(Extracted data entries)
__________
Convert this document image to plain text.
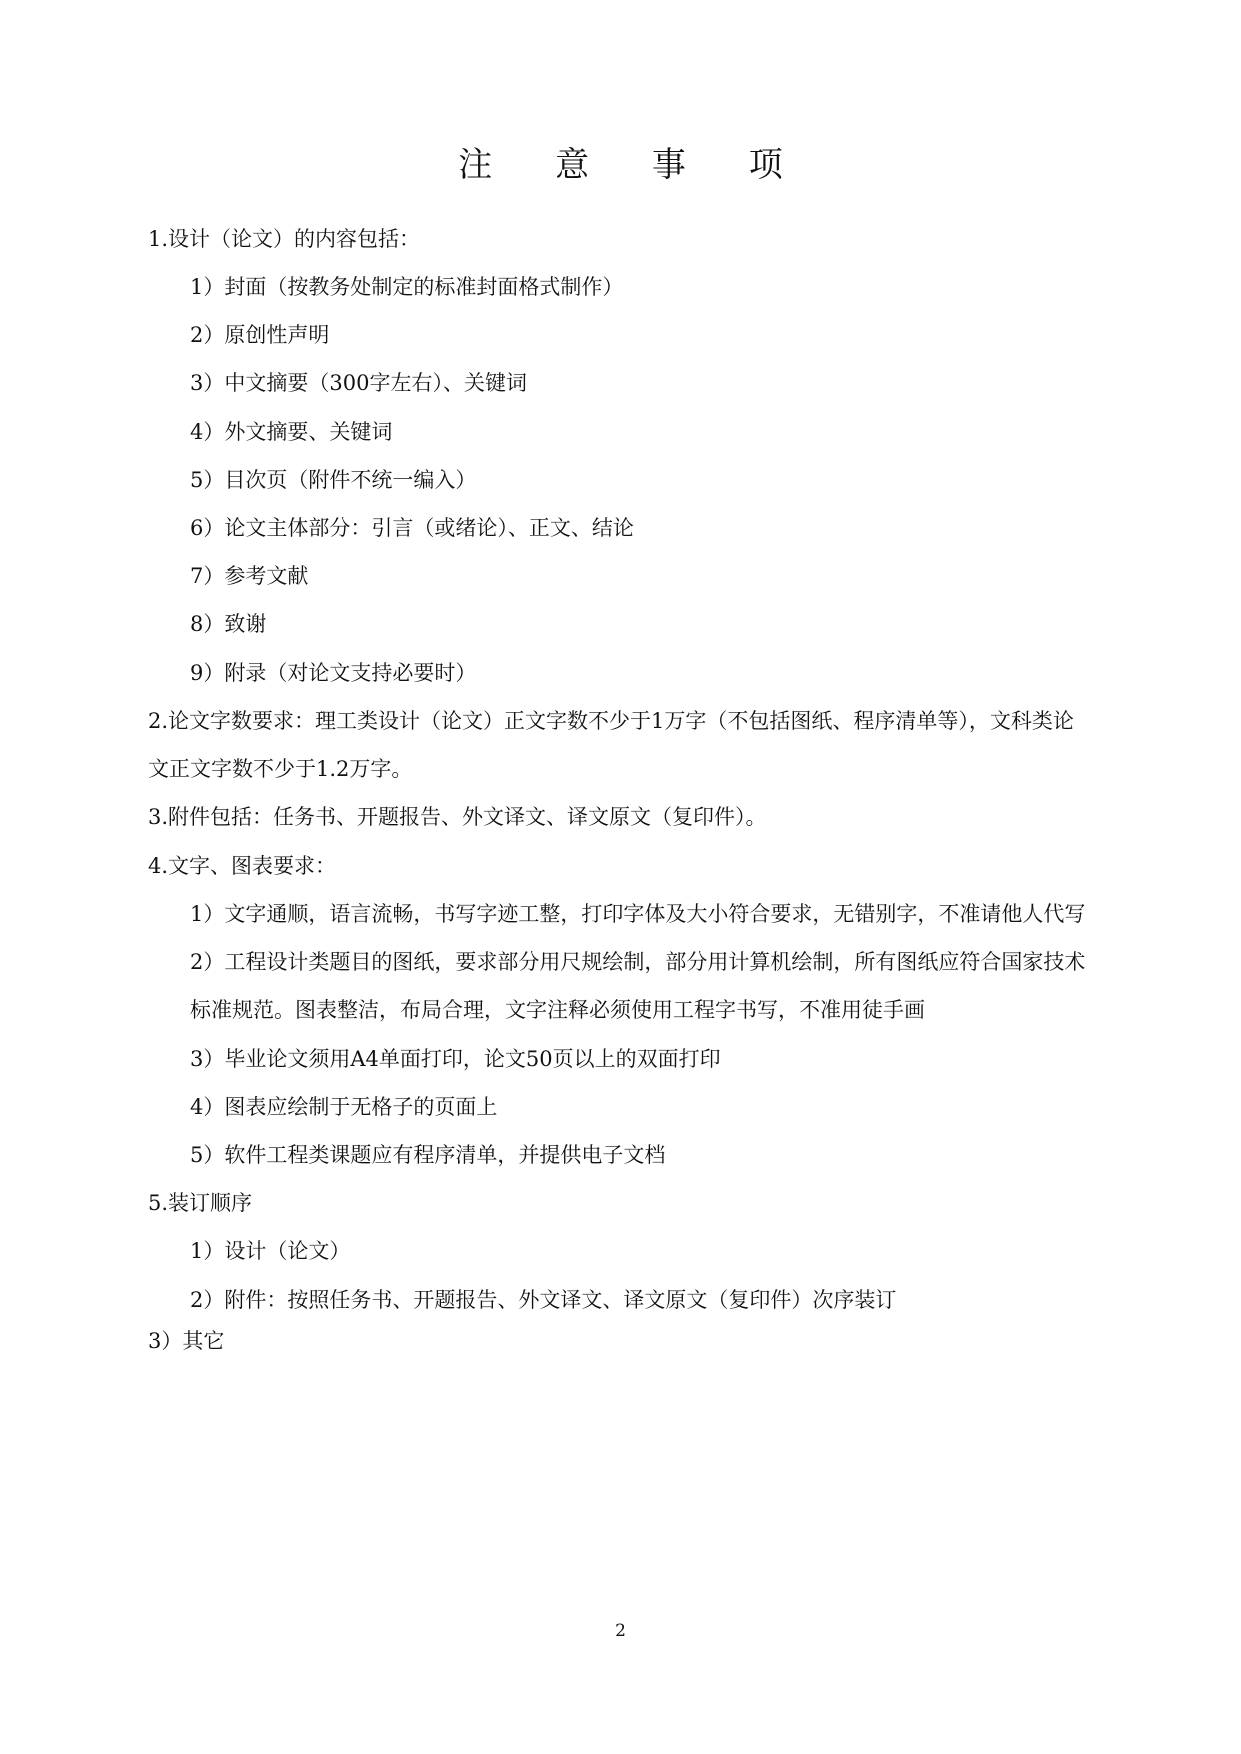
注 意 事 项

1.设计（论文）的内容包括：

1）封面（按教务处制定的标准封面格式制作）

2）原创性声明

3）中文摘要（300字左右）、关键词

4）外文摘要、关键词

5）目次页（附件不统一编入）

6）论文主体部分：引言（或绪论）、正文、结论

7）参考文献

8）致谢

9）附录（对论文支持必要时）

2.论文字数要求：理工类设计（论文）正文字数不少于1万字（不包括图纸、程序清单等），文科类论

文正文字数不少于1.2万字。

3.附件包括：任务书、开题报告、外文译文、译文原文（复印件）。

4.文字、图表要求：

1）文字通顺，语言流畅，书写字迹工整，打印字体及大小符合要求，无错别字，不准请他人代写

2）工程设计类题目的图纸，要求部分用尺规绘制，部分用计算机绘制，所有图纸应符合国家技术

标准规范。图表整洁，布局合理，文字注释必须使用工程字书写，不准用徒手画

3）毕业论文须用A4单面打印，论文50页以上的双面打印

4）图表应绘制于无格子的页面上

5）软件工程类课题应有程序清单，并提供电子文档

5.装订顺序

1）设计（论文）

2）附件：按照任务书、开题报告、外文译文、译文原文（复印件）次序装订

3）其它

2
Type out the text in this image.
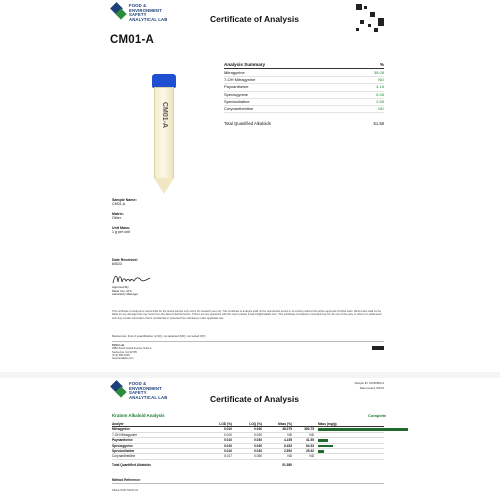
FOOD &
ENVIRONMENT
SAFETY
ANALYTICAL LAB	Certificate of Analysis
CM01-A
Analysis Summary	%
Mitragynine	38.08
7-OH Mitragynine	ND
Paynantheine	4.16
Speciogynine	6.45
Speciociliatine	2.59
Corynantheidine	ND
Total Quantified Alkaloids	51.58
Sample Name:
CM01-A
Matrix:
Other
Unit Mass:
1 g per unit
Date Received:
6/5/23
Approved By:
Marie Yoo, M.S.
Laboratory Manager
This certificate of analysis is responsible for the tested sample only and is for research use only. This certificate of analysis shall not be reproduced except in its entirety without the written approval of FESA Labs. FESA Labs shall not be liable for any damage that may result from the data contained herein. If there are any questions with this report please email info@fesalabs.com. This certificate of analysis is intended only for the use of the party to whom it is addressed and may contain information that is confidential or protected from disclosure under applicable law.
References: limit of quantification (LOQ), not detected (ND), not tested (NT)
FESA Lab
2882 South Grand Avenue Suite A
Santa Ana, CA 92705
(714) 386-2315
www.fesalabs.com
FOOD &
ENVIRONMENT
SAFETY
ANALYTICAL LAB	Certificate of Analysis
Sample ID: 61350800-2
Date Issued: 6/6/23
Kratom Alkaloid Analysis	Complete
Analyte	LOD (%)	LOQ (%)	Mass (%)	Mass (mg/g)
Mitragynine	0.010	0.030	38.075	380.75
7-OH Mitragynine	0.010	0.030	ND	ND
Paynantheine	0.010	0.030	4.155	41.55
Speciogynine	0.010	0.030	6.453	64.53
Speciociliatine	0.010	0.030	2.592	25.92
Corynantheidine	0.017	0.050	ND	ND
Total Quantified Alkaloids	51.580
Method Reference:
FESA-SOP-KRAT-01
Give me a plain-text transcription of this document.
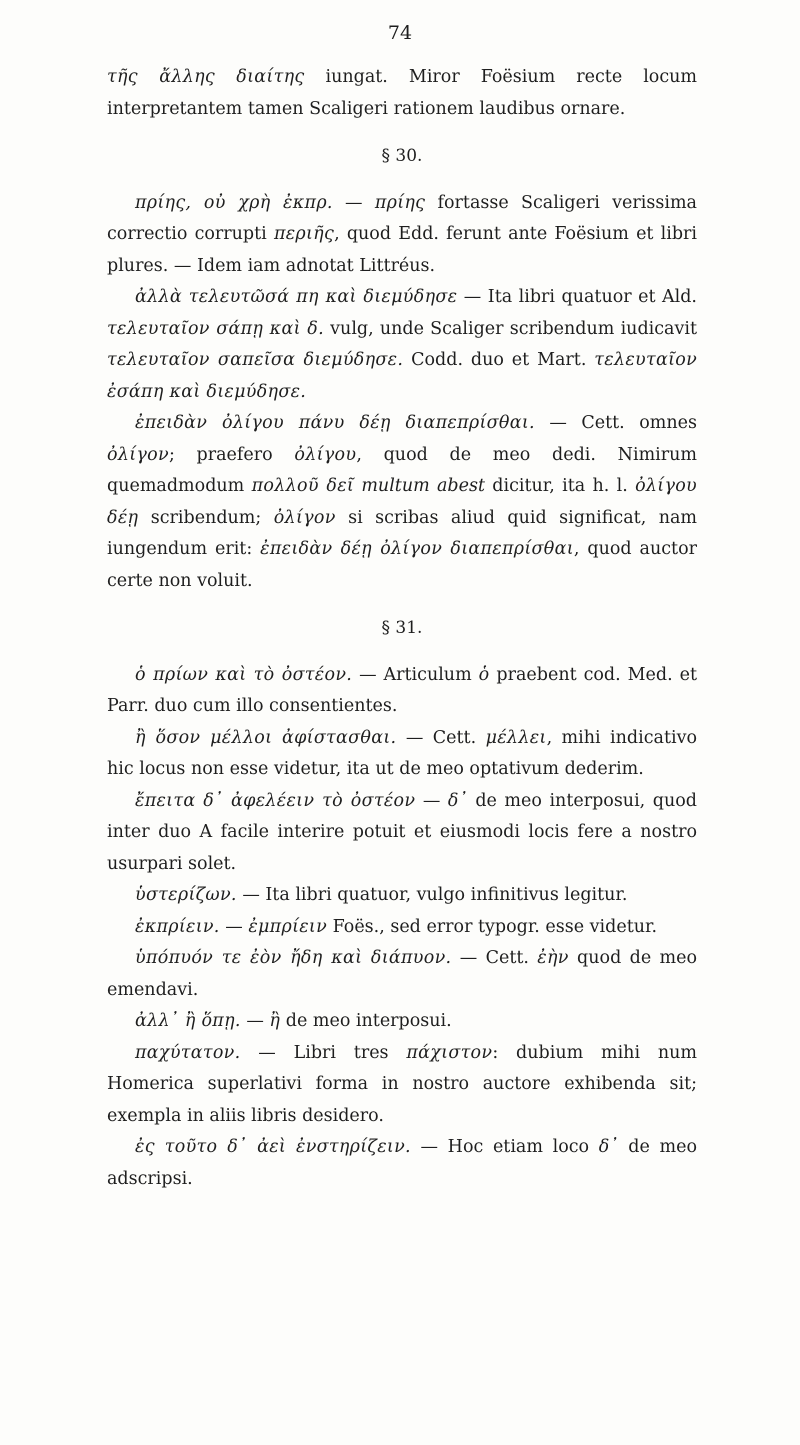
74

τῆς ἄλλης διαίτης iungat. Miror Foësium recte locum interpretantem tamen Scaligeri rationem laudibus ornare.

§ 30.

πρίης, οὐ χρὴ ἐκπρ. — πρίης fortasse Scaligeri verissima correctio corrupti περιῆς, quod Edd. ferunt ante Foësium et libri plures. — Idem iam adnotat Littréus.

ἀλλὰ τελευτῶσά πη καὶ διεμύδησε — Ita libri quatuor et Ald. τελευταῖον σάπῃ καὶ δ. vulg, unde Scaliger scribendum iudicavit τελευταῖον σαπεῖσα διεμύδησε. Codd. duo et Mart. τελευταῖον ἐσάπη καὶ διεμύδησε.

ἐπειδὰν ὀλίγου πάνυ δέῃ διαπεπρίσθαι. — Cett. omnes ὀλίγον; praefero ὀλίγου, quod de meo dedi. Nimirum quemadmodum πολλοῦ δεῖ multum abest dicitur, ita h. l. ὀλίγου δέῃ scribendum; ὀλίγον si scribas aliud quid significat, nam iungendum erit: ἐπειδὰν δέῃ ὀλίγον διαπεπρίσθαι, quod auctor certe non voluit.

§ 31.

ὁ πρίων καὶ τὸ ὀστέον. — Articulum ὁ praebent cod. Med. et Parr. duo cum illo consentientes.

ἢ ὅσον μέλλοι ἀφίστασθαι. — Cett. μέλλει, mihi indicativo hic locus non esse videtur, ita ut de meo optativum dederim.

ἔπειτα δ᾽ ἀφελέειν τὸ ὀστέον — δ᾽ de meo interposui, quod inter duo A facile interire potuit et eiusmodi locis fere a nostro usurpari solet.

ὑστερίζων. — Ita libri quatuor, vulgo infinitivus legitur.

ἐκπρίειν. — ἐμπρίειν Foës., sed error typogr. esse videtur.

ὑπόπυόν τε ἐὸν ἤδη καὶ διάπυον. — Cett. ἐὴν quod de meo emendavi.

ἀλλ᾽ ἢ ὅπῃ. — ἢ de meo interposui.

παχύτατον. — Libri tres πάχιστον: dubium mihi num Homerica superlativi forma in nostro auctore exhibenda sit; exempla in aliis libris desidero.

ἐς τοῦτο δ᾽ ἀεὶ ἐνστηρίζειν. — Hoc etiam loco δ᾽ de meo adscripsi.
__________
Short problem. Show all lines in the entries above where the string "Alkaloids" appears.

Result for this task.
Total Quantified Alkaloids	51.58
Total Quantified Alkaloids	51.580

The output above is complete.